**Stated exercise:**
Reproduce the records below exactly, leaving out any pictures.

---------- Provided records

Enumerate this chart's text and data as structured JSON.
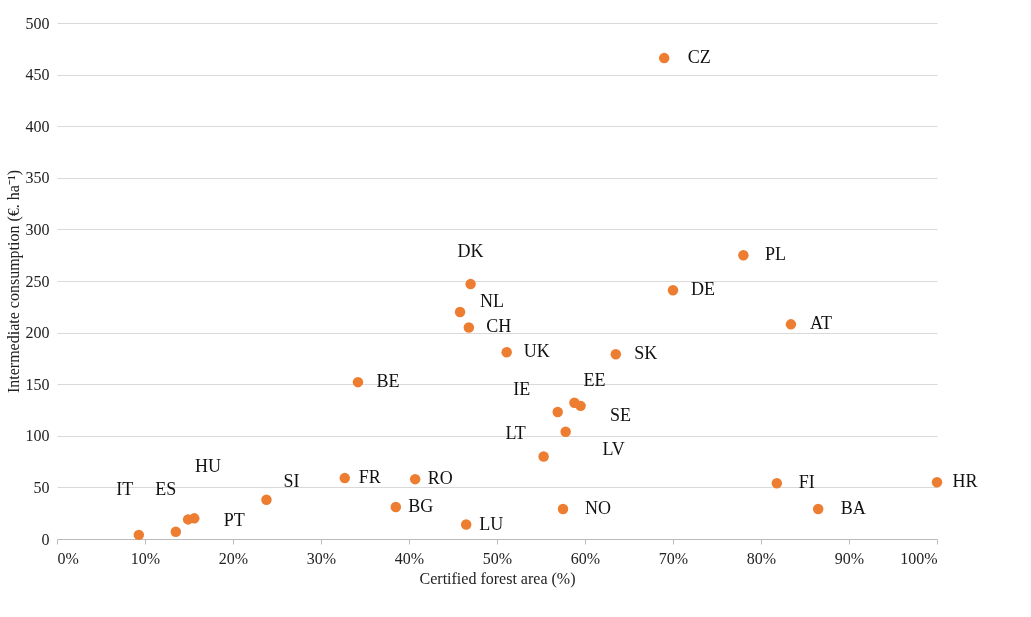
{
  "chart_data": {
    "type": "scatter",
    "xlabel": "Certified forest area (%)",
    "ylabel": "Intermediate consumption (€. ha⁻¹)",
    "x": [
      9.3,
      13.5,
      14.9,
      15.6,
      23.8,
      32.7,
      40.7,
      38.5,
      46.5,
      57.5,
      34.2,
      47,
      45.8,
      46.8,
      51.1,
      63.5,
      58.8,
      59.5,
      56.9,
      57.8,
      55.3,
      69,
      78,
      70,
      83.4,
      81.8,
      86.5,
      100
    ],
    "series": [
      {
        "color": "#ed7d31",
        "values": [
          4,
          7,
          19,
          20,
          38,
          59,
          58,
          31,
          14,
          29,
          152,
          247,
          220,
          205,
          181,
          179,
          132,
          129,
          123,
          104,
          80,
          466,
          275,
          241,
          208,
          54,
          29,
          55
        ]
      }
    ],
    "annotations": [
      {
        "text": "IT",
        "x": 9.3,
        "y": 4
      },
      {
        "text": "ES",
        "x": 13.5,
        "y": 7
      },
      {
        "text": "HU",
        "x": 14.9,
        "y": 19
      },
      {
        "text": "PT",
        "x": 15.6,
        "y": 20
      },
      {
        "text": "SI",
        "x": 23.8,
        "y": 38
      },
      {
        "text": "FR",
        "x": 32.7,
        "y": 59
      },
      {
        "text": "RO",
        "x": 40.7,
        "y": 58
      },
      {
        "text": "BG",
        "x": 38.5,
        "y": 31
      },
      {
        "text": "LU",
        "x": 46.5,
        "y": 14
      },
      {
        "text": "NO",
        "x": 57.5,
        "y": 29
      },
      {
        "text": "BE",
        "x": 34.2,
        "y": 152
      },
      {
        "text": "DK",
        "x": 47,
        "y": 247
      },
      {
        "text": "NL",
        "x": 45.8,
        "y": 220
      },
      {
        "text": "CH",
        "x": 46.8,
        "y": 205
      },
      {
        "text": "UK",
        "x": 51.1,
        "y": 181
      },
      {
        "text": "SK",
        "x": 63.5,
        "y": 179
      },
      {
        "text": "EE",
        "x": 58.8,
        "y": 132
      },
      {
        "text": "SE",
        "x": 59.5,
        "y": 129
      },
      {
        "text": "IE",
        "x": 56.9,
        "y": 123
      },
      {
        "text": "LV",
        "x": 57.8,
        "y": 104
      },
      {
        "text": "LT",
        "x": 55.3,
        "y": 80
      },
      {
        "text": "CZ",
        "x": 69,
        "y": 466
      },
      {
        "text": "PL",
        "x": 78,
        "y": 275
      },
      {
        "text": "DE",
        "x": 70,
        "y": 241
      },
      {
        "text": "AT",
        "x": 83.4,
        "y": 208
      },
      {
        "text": "FI",
        "x": 81.8,
        "y": 54
      },
      {
        "text": "BA",
        "x": 86.5,
        "y": 29
      },
      {
        "text": "HR",
        "x": 100,
        "y": 55
      }
    ],
    "xlim": [
      0,
      100
    ],
    "xticks": [
      {
        "value": 0,
        "label": "0%"
      },
      {
        "value": 10,
        "label": "10%"
      },
      {
        "value": 20,
        "label": "20%"
      },
      {
        "value": 30,
        "label": "30%"
      },
      {
        "value": 40,
        "label": "40%"
      },
      {
        "value": 50,
        "label": "50%"
      },
      {
        "value": 60,
        "label": "60%"
      },
      {
        "value": 70,
        "label": "70%"
      },
      {
        "value": 80,
        "label": "80%"
      },
      {
        "value": 90,
        "label": "90%"
      },
      {
        "value": 100,
        "label": "100%"
      }
    ],
    "ylim": [
      0,
      500
    ],
    "yticks": [
      0,
      50,
      100,
      150,
      200,
      250,
      300,
      350,
      400,
      450,
      500
    ],
    "grid": "y",
    "marker": "circle"
  }
}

--------------------

**Answer for this exercise:**
Enumerate this chart's text and data as structured JSON.
{
  "chart_data": {
    "type": "scatter",
    "xlabel": "Certified forest area (%)",
    "ylabel": "Intermediate consumption (€. ha⁻¹)",
    "x": [
      9.3,
      13.5,
      14.9,
      15.6,
      23.8,
      32.7,
      40.7,
      38.5,
      46.5,
      57.5,
      34.2,
      47,
      45.8,
      46.8,
      51.1,
      63.5,
      58.8,
      59.5,
      56.9,
      57.8,
      55.3,
      69,
      78,
      70,
      83.4,
      81.8,
      86.5,
      100
    ],
    "series": [
      {
        "color": "#ed7d31",
        "values": [
          4,
          7,
          19,
          20,
          38,
          59,
          58,
          31,
          14,
          29,
          152,
          247,
          220,
          205,
          181,
          179,
          132,
          129,
          123,
          104,
          80,
          466,
          275,
          241,
          208,
          54,
          29,
          55
        ]
      }
    ],
    "annotations": [
      {
        "text": "IT",
        "x": 9.3,
        "y": 4
      },
      {
        "text": "ES",
        "x": 13.5,
        "y": 7
      },
      {
        "text": "HU",
        "x": 14.9,
        "y": 19
      },
      {
        "text": "PT",
        "x": 15.6,
        "y": 20
      },
      {
        "text": "SI",
        "x": 23.8,
        "y": 38
      },
      {
        "text": "FR",
        "x": 32.7,
        "y": 59
      },
      {
        "text": "RO",
        "x": 40.7,
        "y": 58
      },
      {
        "text": "BG",
        "x": 38.5,
        "y": 31
      },
      {
        "text": "LU",
        "x": 46.5,
        "y": 14
      },
      {
        "text": "NO",
        "x": 57.5,
        "y": 29
      },
      {
        "text": "BE",
        "x": 34.2,
        "y": 152
      },
      {
        "text": "DK",
        "x": 47,
        "y": 247
      },
      {
        "text": "NL",
        "x": 45.8,
        "y": 220
      },
      {
        "text": "CH",
        "x": 46.8,
        "y": 205
      },
      {
        "text": "UK",
        "x": 51.1,
        "y": 181
      },
      {
        "text": "SK",
        "x": 63.5,
        "y": 179
      },
      {
        "text": "EE",
        "x": 58.8,
        "y": 132
      },
      {
        "text": "SE",
        "x": 59.5,
        "y": 129
      },
      {
        "text": "IE",
        "x": 56.9,
        "y": 123
      },
      {
        "text": "LV",
        "x": 57.8,
        "y": 104
      },
      {
        "text": "LT",
        "x": 55.3,
        "y": 80
      },
      {
        "text": "CZ",
        "x": 69,
        "y": 466
      },
      {
        "text": "PL",
        "x": 78,
        "y": 275
      },
      {
        "text": "DE",
        "x": 70,
        "y": 241
      },
      {
        "text": "AT",
        "x": 83.4,
        "y": 208
      },
      {
        "text": "FI",
        "x": 81.8,
        "y": 54
      },
      {
        "text": "BA",
        "x": 86.5,
        "y": 29
      },
      {
        "text": "HR",
        "x": 100,
        "y": 55
      }
    ],
    "xlim": [
      0,
      100
    ],
    "xticks": [
      {
        "value": 0,
        "label": "0%"
      },
      {
        "value": 10,
        "label": "10%"
      },
      {
        "value": 20,
        "label": "20%"
      },
      {
        "value": 30,
        "label": "30%"
      },
      {
        "value": 40,
        "label": "40%"
      },
      {
        "value": 50,
        "label": "50%"
      },
      {
        "value": 60,
        "label": "60%"
      },
      {
        "value": 70,
        "label": "70%"
      },
      {
        "value": 80,
        "label": "80%"
      },
      {
        "value": 90,
        "label": "90%"
      },
      {
        "value": 100,
        "label": "100%"
      }
    ],
    "ylim": [
      0,
      500
    ],
    "yticks": [
      0,
      50,
      100,
      150,
      200,
      250,
      300,
      350,
      400,
      450,
      500
    ],
    "grid": "y",
    "marker": "circle"
  }
}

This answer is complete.